* Problems to solve:
**1.** Answer these from the passage on Hyrum Smith, one line each:
(a) About how much older than Joseph was Hyrum?
(b) As one of which group did Hyrum testify about the plates?
(c) Who is credited with "Eight Witnesses View the Book of Mormon Plates"?
**2.** List every action the passage on Hyrum Smith says he affirmed he did with the plates.
**3.** Reproduce the passage on Hyrum Smith word for word, starting with "Hyrum Smith was" and going on through "Book of Mormon.".

* Document excerpt:
----

Throughout his life, Hyrum Smith showed confidence in the claims of his younger brother, Joseph Smith. As one of the Eight Witnesses, Hyrum also stood by his testimony of seeing and handling the plates of the Book of Mormon, even in the face of persecution and, ultimately, martyrdom.

Hyrum Smith was already an adult by the time Joseph was telling his family about the visions he had received and the gold plates he was to translate.1 Hyrum was present when the plates were brought to the Smith home, and eventually affirmed, as one of the Eight Witnesses, that he had seen, handled, and hefted the plates from which the Book of Mormon was translated.2

Eight Witnesses View the Book of Mormon Plates, by Dale Kilbourn.

Despite being nearly six years his senior,3 Hyrum took Joseph’s claims seriously and willingly followed the lead of his younger brother. No one was a more loyal and faithful supporter of Joseph than Hyrum, but that loyalty came at a price. Hyrum went where Joseph did and therefore endured the same sufferings and persecutions. Through it all, Hyrum consistently testified of the Book of Mormon.

----

* Stored data:
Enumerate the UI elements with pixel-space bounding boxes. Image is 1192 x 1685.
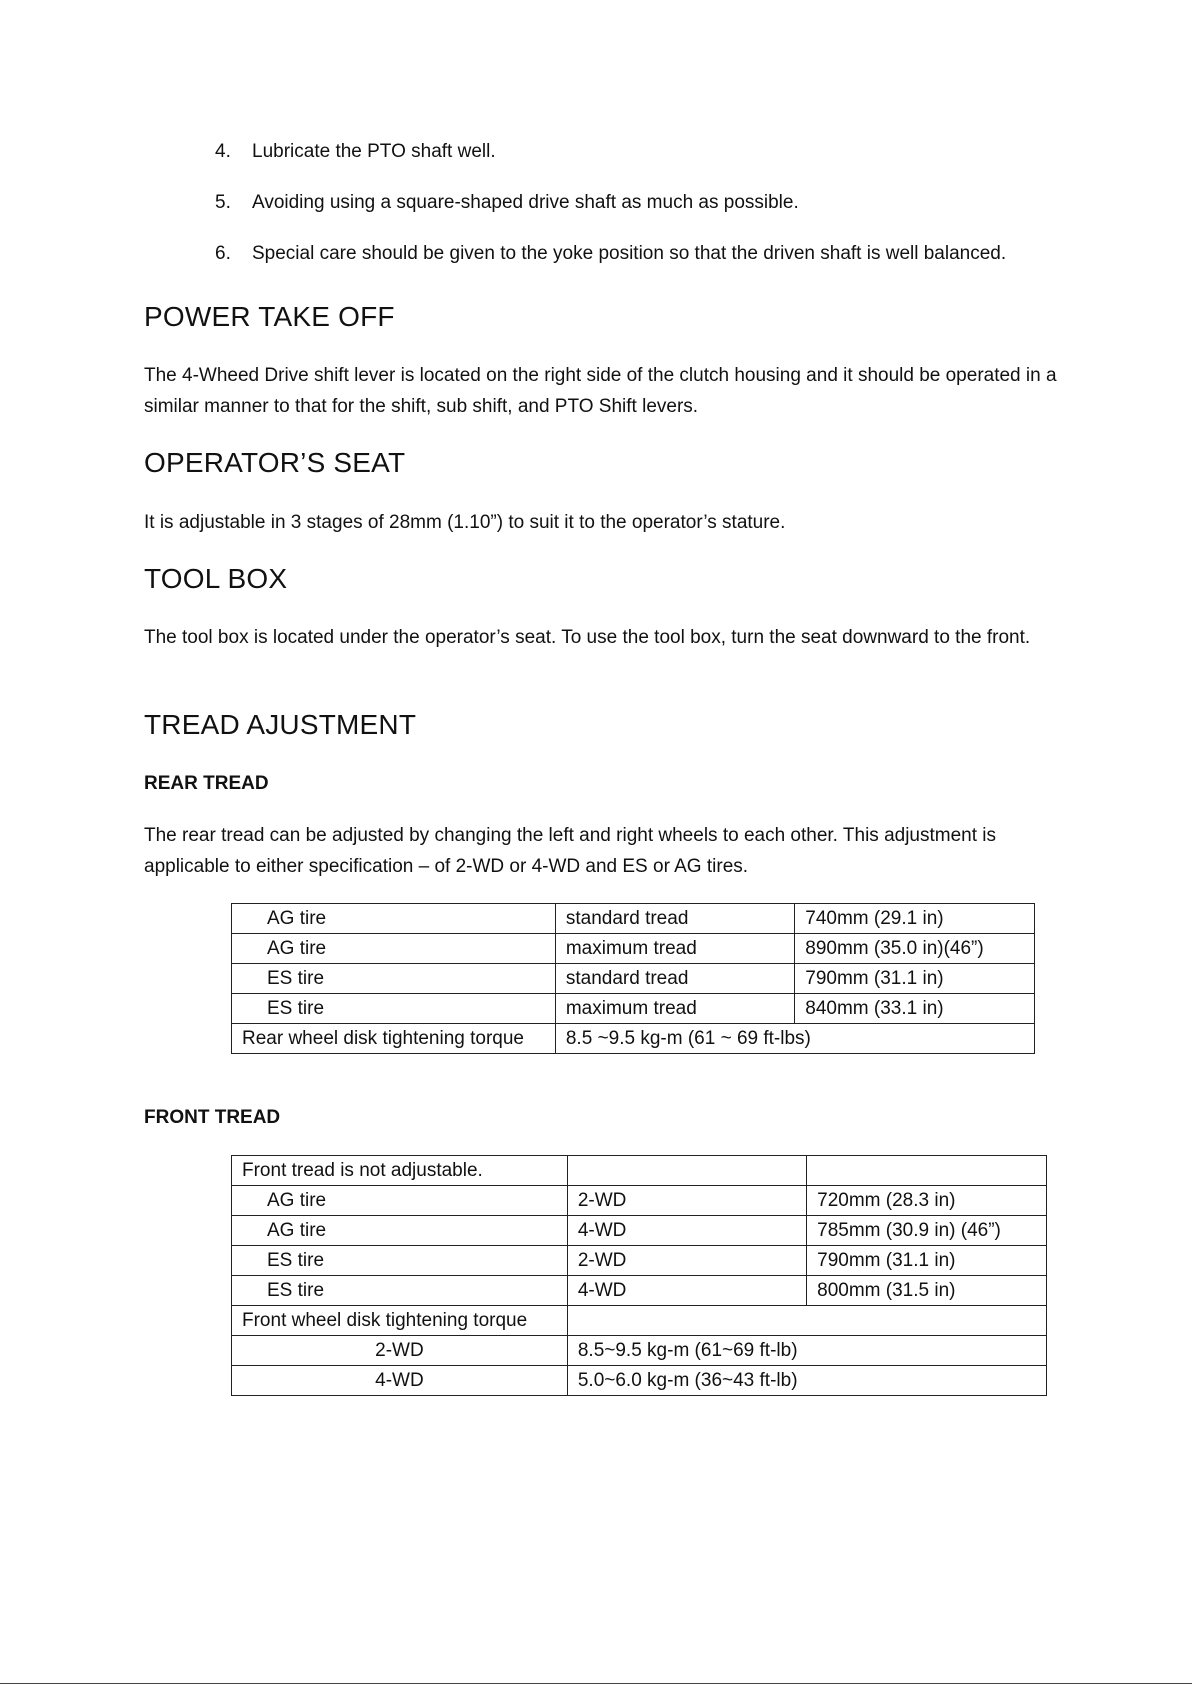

----

* Solutions to the exercise:
**1.**
(a) Nearly six years older.
(b) The Eight Witnesses.
(c) Dale Kilbourn.

**2.**
- Seen
- Handled
- Hefted

**3.**
Hyrum Smith was already an adult by the time Joseph was telling his family about the visions he had received and the gold plates he was to translate.1 Hyrum was present when the plates were brought to the Smith home, and eventually affirmed, as one of the Eight Witnesses, that he had seen, handled, and hefted the plates from which the Book of Mormon was translated.2

Eight Witnesses View the Book of Mormon Plates, by Dale Kilbourn.

Despite being nearly six years his senior,3 Hyrum took Joseph’s claims seriously and willingly followed the lead of his younger brother. No one was a more loyal and faithful supporter of Joseph than Hyrum, but that loyalty came at a price. Hyrum went where Joseph did and therefore endured the same sufferings and persecutions. Through it all, Hyrum consistently testified of the Book of Mormon.